* _To do_
Start at the top of the data and stop after the line containing "search-input[interactable] (757, 72, 1120, 88)". Give those lines again with "Passwords" replaced by "Logins" and everything else unchanged.

* _Recorded information_
— start —
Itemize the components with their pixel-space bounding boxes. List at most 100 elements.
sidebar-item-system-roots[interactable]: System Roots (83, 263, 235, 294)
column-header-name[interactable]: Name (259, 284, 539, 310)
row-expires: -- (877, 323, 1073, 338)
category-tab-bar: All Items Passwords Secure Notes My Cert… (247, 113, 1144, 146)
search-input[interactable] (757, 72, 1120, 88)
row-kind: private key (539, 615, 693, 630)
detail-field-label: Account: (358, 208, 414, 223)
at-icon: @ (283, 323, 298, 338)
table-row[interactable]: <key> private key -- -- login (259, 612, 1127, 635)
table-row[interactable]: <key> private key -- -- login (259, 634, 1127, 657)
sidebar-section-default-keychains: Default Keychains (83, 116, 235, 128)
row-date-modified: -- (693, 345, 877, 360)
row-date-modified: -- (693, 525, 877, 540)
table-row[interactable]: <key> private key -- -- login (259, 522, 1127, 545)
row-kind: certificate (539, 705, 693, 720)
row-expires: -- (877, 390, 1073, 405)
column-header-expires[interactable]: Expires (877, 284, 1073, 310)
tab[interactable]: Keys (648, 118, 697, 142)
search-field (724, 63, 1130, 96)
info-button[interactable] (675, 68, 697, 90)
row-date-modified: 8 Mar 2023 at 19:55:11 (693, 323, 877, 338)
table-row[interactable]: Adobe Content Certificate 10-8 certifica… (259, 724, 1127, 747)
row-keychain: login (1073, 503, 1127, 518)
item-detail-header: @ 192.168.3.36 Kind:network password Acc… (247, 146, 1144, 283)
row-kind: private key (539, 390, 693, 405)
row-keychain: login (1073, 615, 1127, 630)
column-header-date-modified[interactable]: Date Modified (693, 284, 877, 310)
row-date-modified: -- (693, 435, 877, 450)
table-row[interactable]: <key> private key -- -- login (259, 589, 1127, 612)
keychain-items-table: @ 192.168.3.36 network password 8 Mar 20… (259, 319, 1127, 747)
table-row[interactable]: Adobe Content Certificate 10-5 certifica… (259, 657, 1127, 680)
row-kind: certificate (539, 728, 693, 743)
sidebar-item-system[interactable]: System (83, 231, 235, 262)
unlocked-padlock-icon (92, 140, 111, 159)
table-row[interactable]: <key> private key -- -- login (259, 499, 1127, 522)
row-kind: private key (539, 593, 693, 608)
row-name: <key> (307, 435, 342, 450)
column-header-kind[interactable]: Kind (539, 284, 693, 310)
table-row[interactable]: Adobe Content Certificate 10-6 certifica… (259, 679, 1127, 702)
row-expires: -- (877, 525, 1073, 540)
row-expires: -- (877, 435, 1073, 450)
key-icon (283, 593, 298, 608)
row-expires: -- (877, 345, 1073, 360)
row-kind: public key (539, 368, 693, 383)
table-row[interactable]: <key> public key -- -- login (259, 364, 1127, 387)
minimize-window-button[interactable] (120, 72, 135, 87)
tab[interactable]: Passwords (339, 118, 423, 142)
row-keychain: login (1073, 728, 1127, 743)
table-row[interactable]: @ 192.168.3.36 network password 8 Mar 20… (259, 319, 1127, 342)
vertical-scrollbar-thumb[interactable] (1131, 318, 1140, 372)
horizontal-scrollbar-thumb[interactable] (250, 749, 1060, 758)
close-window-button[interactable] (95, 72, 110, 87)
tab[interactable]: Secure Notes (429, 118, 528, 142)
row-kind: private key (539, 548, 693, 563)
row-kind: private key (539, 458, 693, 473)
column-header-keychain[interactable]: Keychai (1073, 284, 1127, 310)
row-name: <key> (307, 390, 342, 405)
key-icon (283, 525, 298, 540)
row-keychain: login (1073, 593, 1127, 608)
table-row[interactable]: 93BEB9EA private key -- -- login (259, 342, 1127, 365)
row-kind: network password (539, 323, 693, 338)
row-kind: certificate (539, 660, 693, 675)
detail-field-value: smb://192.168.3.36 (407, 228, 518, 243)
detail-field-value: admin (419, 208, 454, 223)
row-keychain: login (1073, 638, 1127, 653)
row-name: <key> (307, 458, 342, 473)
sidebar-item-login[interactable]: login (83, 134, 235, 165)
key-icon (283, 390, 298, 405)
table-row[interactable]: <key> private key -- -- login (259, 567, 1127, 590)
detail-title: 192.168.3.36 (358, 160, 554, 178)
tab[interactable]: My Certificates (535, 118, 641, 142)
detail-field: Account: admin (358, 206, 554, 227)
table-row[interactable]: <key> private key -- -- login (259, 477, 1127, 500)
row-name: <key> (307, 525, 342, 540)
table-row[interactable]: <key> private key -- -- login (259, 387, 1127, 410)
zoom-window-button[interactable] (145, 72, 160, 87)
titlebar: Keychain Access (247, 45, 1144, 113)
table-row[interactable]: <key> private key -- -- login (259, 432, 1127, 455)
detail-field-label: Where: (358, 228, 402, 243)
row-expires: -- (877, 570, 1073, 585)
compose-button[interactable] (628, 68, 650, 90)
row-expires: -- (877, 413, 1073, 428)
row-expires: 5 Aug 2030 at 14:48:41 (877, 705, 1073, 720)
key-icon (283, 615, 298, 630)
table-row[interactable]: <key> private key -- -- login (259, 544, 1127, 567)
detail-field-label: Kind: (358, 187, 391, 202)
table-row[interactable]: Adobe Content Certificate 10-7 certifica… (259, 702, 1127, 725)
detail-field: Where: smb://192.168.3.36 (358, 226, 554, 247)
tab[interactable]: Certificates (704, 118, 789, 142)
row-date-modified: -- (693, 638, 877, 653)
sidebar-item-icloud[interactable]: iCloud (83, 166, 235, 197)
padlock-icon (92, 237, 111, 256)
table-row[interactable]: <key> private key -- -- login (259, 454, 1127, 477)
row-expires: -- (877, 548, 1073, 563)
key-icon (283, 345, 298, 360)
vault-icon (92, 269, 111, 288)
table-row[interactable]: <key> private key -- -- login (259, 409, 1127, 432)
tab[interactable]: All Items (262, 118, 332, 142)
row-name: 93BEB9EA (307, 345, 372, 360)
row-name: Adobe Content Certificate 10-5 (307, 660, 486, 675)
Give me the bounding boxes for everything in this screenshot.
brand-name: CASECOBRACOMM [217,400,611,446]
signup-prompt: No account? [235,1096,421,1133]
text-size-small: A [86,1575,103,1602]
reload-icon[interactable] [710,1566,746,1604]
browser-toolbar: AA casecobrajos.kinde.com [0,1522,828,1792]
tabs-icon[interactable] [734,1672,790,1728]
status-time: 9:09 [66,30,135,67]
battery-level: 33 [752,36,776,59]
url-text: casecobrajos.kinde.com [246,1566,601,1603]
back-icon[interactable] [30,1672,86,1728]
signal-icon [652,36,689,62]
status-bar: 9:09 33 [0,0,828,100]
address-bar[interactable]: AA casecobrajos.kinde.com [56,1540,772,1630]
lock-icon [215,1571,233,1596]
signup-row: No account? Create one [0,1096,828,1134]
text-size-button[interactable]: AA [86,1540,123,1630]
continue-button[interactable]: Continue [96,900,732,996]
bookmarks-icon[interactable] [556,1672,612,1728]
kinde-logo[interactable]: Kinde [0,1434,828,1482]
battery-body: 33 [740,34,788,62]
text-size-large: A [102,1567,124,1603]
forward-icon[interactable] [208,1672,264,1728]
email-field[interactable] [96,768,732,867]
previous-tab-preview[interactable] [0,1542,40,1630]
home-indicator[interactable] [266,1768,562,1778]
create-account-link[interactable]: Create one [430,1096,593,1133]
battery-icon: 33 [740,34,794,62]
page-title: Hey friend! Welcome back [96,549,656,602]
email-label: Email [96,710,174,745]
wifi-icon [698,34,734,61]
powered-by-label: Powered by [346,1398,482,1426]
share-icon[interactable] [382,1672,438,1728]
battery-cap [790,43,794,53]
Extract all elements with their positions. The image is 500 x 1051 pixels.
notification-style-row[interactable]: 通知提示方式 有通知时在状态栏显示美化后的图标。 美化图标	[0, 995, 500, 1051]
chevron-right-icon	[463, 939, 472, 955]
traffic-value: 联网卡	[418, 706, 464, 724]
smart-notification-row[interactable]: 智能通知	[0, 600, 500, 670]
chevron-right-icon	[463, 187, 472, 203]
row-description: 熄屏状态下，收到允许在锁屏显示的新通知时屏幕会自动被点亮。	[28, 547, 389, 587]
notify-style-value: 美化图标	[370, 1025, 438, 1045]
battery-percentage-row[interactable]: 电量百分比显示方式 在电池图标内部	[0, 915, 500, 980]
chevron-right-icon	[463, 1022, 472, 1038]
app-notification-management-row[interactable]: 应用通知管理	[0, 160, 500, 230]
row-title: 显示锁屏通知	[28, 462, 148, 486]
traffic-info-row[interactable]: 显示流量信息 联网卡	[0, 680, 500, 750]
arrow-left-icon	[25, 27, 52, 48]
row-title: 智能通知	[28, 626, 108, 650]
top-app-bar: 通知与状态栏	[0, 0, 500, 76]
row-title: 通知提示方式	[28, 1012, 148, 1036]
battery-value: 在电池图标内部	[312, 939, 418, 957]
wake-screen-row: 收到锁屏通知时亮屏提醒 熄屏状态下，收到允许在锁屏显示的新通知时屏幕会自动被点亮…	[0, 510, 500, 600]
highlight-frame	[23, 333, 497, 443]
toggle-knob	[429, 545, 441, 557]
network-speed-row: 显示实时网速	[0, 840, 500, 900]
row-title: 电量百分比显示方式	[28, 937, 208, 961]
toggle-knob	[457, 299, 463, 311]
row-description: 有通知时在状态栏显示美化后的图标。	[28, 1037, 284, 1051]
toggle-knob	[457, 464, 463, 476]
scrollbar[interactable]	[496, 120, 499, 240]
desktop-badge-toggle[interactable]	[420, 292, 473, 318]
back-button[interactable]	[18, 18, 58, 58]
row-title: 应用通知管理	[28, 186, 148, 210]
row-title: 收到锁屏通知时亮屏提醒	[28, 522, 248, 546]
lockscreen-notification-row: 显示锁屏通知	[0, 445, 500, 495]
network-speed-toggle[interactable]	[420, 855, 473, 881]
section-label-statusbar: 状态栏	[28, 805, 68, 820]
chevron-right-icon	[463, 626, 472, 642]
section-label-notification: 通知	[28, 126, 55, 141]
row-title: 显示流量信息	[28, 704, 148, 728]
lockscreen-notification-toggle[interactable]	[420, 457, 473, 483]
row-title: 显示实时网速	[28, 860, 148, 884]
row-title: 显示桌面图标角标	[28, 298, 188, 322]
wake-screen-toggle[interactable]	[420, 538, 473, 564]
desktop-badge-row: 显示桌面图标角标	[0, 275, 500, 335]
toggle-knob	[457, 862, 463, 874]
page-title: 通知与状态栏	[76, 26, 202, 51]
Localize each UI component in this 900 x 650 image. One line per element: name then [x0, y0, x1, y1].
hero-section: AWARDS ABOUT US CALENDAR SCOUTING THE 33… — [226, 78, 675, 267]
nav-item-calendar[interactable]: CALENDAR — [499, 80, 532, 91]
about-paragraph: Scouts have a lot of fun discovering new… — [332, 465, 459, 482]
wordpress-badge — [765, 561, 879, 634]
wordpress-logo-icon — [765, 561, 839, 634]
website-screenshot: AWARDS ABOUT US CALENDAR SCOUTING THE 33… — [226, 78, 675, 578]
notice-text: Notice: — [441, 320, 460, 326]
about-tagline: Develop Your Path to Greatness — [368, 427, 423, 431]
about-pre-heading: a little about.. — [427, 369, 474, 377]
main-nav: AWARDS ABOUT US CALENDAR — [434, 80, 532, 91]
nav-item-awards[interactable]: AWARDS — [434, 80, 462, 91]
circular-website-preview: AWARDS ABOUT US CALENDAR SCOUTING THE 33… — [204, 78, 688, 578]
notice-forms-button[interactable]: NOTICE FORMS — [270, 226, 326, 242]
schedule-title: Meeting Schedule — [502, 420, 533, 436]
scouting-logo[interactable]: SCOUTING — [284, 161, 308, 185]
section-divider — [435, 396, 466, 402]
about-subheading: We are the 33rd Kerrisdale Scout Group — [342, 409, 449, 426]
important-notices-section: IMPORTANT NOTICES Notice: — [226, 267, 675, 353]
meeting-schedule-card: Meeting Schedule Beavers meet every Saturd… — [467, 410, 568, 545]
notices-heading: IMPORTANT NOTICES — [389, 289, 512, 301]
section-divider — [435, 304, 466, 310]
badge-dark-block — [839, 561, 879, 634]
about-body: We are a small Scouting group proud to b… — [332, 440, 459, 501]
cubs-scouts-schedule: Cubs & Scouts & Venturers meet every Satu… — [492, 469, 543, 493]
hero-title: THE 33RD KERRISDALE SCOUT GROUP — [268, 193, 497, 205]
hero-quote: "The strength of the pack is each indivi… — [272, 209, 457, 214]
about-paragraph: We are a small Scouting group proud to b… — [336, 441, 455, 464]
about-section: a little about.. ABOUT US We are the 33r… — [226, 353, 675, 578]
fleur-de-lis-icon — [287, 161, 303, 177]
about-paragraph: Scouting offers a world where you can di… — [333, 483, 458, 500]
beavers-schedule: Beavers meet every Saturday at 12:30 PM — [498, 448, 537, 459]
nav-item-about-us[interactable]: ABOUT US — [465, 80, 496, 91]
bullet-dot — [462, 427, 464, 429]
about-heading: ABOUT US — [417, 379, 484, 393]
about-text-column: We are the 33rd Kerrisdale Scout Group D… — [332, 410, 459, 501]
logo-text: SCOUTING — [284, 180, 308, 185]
— end —
* _Result of the task_
Itemize the components with their pixel-space bounding boxes. List at most 100 elements.
sidebar-item-system-roots[interactable]: System Roots (83, 263, 235, 294)
column-header-name[interactable]: Name (259, 284, 539, 310)
row-expires: -- (877, 323, 1073, 338)
category-tab-bar: All Items Logins Secure Notes My Cert… (247, 113, 1144, 146)
search-input[interactable] (757, 72, 1120, 88)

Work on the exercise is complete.